### [Requirement]
Quote the data below in full, minus the images.

### [Dataset rows]
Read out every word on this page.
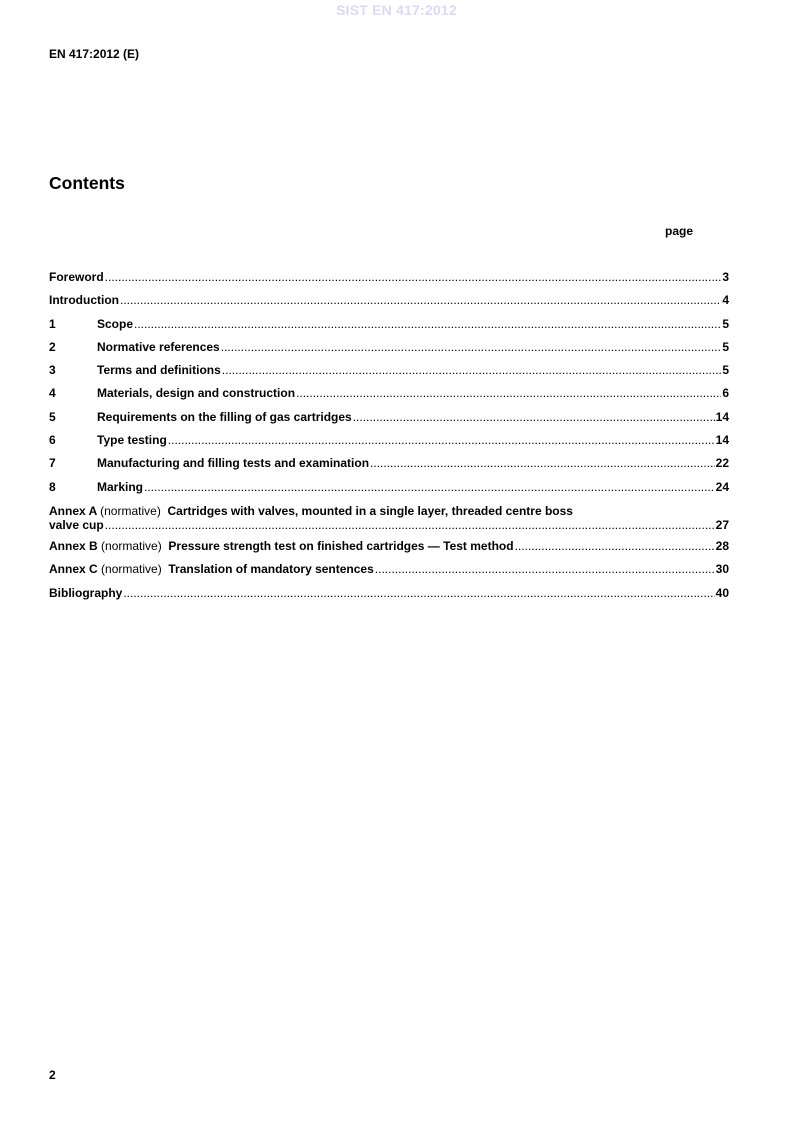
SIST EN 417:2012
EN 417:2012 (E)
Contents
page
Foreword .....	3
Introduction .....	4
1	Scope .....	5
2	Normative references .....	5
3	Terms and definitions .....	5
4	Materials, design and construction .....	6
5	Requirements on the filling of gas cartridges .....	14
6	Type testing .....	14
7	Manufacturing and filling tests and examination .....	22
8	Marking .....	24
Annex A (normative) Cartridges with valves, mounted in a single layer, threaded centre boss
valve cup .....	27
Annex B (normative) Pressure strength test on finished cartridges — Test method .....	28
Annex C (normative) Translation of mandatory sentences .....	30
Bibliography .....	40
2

### [Solution to this exercise]
Read out every word on this page.
SIST EN 417:2012
EN 417:2012 (E)
Contents
page
Foreword .....	3
Introduction .....	4
1	Scope .....	5
2	Normative references .....	5
3	Terms and definitions .....	5
4	Materials, design and construction .....	6
5	Requirements on the filling of gas cartridges .....	14
6	Type testing .....	14
7	Manufacturing and filling tests and examination .....	22
8	Marking .....	24
Annex A (normative) Cartridges with valves, mounted in a single layer, threaded centre boss
valve cup .....	27
Annex B (normative) Pressure strength test on finished cartridges — Test method .....	28
Annex C (normative) Translation of mandatory sentences .....	30
Bibliography .....	40
2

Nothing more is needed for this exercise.